INPUT FOR THIS TASK:
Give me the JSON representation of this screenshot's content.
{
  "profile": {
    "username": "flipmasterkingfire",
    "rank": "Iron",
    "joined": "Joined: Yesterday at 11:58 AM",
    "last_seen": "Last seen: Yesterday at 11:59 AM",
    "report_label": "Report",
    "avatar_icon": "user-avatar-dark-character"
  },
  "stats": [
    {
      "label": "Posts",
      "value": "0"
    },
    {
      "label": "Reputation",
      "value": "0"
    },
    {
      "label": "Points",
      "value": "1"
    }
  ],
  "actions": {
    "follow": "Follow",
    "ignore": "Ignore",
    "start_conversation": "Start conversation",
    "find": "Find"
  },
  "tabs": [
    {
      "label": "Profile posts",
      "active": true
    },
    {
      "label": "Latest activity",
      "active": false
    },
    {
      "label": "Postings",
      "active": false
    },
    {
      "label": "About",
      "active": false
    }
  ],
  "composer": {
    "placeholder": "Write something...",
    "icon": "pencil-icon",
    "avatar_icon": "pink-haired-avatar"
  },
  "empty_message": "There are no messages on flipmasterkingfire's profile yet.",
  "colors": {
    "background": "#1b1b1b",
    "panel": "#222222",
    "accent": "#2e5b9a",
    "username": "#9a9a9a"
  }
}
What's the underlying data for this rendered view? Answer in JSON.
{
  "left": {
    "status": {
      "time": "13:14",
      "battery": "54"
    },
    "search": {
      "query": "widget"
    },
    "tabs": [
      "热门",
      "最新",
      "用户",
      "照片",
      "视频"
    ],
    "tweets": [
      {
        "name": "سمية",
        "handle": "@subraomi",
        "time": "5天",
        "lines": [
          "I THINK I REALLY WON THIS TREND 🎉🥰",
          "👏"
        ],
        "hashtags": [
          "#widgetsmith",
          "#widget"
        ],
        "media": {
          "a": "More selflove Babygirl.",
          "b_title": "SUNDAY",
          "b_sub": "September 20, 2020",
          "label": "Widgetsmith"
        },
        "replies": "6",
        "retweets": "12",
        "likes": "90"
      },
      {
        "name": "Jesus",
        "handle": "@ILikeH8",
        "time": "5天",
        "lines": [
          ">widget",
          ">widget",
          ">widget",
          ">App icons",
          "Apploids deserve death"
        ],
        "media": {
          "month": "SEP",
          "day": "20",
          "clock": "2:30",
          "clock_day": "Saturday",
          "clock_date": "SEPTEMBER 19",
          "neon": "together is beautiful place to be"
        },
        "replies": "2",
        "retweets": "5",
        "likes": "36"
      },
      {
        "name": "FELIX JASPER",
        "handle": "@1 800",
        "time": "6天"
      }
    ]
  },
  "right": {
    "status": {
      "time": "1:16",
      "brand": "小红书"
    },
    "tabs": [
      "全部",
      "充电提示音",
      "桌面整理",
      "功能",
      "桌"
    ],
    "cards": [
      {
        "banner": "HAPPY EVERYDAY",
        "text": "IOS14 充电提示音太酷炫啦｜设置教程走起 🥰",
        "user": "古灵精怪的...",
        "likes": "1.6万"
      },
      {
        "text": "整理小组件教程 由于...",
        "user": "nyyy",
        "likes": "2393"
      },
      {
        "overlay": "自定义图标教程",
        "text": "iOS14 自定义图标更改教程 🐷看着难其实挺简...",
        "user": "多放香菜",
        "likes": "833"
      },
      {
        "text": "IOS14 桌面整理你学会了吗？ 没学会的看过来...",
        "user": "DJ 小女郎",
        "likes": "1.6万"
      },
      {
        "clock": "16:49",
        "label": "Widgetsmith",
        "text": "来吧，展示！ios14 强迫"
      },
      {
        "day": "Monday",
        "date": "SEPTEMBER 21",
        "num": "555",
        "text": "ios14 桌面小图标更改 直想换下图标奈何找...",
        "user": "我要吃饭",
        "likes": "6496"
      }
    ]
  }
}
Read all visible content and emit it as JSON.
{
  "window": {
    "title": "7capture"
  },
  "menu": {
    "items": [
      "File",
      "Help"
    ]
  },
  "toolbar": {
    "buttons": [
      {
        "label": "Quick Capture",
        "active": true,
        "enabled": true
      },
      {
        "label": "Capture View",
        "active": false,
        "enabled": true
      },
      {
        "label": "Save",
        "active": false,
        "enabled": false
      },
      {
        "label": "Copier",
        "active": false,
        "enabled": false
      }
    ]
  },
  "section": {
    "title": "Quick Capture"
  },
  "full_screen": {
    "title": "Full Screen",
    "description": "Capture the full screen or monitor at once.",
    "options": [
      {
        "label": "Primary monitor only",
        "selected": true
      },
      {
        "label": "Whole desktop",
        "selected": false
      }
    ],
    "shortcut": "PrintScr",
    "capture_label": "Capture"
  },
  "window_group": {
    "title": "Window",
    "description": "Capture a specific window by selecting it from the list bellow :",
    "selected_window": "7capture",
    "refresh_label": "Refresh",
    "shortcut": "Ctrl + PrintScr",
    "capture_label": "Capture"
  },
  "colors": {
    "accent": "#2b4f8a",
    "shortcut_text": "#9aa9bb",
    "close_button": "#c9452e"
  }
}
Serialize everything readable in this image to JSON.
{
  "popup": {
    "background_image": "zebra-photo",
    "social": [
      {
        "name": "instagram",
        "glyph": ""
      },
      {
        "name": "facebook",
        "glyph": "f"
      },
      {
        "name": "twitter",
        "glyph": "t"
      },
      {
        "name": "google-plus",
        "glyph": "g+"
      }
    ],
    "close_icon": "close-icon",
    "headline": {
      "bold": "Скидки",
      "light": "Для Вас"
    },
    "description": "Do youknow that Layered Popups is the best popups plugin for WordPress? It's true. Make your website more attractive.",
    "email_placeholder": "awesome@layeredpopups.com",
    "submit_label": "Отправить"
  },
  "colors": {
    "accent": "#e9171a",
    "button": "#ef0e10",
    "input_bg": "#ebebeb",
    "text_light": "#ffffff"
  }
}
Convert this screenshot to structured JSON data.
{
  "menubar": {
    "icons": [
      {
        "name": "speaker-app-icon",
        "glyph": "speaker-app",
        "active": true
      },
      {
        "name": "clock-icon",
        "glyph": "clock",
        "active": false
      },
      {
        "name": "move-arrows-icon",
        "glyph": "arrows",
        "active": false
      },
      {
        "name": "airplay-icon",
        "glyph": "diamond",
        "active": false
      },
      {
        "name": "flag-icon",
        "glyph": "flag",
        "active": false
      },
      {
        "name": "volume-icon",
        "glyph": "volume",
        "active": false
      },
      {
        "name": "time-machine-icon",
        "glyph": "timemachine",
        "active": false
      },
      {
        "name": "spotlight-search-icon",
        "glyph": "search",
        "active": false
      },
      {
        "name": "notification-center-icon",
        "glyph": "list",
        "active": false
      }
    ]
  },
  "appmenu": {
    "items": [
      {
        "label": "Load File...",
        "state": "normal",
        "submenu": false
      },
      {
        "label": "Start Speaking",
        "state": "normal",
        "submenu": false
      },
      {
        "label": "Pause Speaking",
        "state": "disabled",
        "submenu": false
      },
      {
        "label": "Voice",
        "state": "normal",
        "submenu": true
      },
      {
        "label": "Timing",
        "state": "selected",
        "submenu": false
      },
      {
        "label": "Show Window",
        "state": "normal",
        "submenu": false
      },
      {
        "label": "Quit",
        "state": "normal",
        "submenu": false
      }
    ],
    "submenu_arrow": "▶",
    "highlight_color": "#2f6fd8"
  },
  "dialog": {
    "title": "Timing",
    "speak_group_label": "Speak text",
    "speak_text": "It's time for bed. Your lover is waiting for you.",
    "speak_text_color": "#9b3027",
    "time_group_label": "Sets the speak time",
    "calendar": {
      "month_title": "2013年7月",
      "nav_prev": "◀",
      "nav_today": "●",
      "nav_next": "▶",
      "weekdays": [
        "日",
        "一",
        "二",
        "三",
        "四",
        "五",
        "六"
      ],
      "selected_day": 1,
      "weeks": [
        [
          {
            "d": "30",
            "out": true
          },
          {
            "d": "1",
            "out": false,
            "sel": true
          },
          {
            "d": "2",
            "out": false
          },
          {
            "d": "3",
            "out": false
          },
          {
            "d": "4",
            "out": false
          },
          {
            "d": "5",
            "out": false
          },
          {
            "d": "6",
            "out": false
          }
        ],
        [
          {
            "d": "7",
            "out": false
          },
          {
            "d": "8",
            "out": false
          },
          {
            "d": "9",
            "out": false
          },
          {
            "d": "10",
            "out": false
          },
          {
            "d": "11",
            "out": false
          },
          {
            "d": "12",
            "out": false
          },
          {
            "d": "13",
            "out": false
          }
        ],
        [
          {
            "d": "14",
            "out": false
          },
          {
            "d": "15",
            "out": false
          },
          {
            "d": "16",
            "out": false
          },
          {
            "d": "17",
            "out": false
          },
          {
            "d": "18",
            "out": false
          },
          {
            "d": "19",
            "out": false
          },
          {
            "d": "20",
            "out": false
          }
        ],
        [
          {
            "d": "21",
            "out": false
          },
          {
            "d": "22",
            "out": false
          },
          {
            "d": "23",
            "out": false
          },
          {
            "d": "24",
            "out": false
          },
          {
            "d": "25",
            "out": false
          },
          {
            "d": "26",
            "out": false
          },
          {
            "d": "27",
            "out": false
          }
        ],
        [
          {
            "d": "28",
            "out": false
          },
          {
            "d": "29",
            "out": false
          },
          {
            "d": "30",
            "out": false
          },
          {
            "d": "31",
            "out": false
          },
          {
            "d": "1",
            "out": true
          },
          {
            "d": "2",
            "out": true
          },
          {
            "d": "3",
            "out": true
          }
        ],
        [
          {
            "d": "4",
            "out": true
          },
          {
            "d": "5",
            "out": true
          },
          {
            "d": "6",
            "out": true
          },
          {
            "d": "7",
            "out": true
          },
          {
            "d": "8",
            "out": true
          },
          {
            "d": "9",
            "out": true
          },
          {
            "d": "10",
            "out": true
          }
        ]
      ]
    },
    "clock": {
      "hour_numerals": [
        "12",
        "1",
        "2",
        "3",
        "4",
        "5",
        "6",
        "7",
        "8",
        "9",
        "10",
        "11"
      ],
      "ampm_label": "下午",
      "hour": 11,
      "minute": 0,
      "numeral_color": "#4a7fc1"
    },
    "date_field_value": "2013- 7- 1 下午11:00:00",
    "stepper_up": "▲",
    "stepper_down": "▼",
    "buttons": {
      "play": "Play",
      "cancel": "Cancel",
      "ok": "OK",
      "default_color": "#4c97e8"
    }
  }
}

TASK GOAL:
Work out how many lines above have the string "screenshot" in them, and give only the number.

EXPECTED ANSWER:
2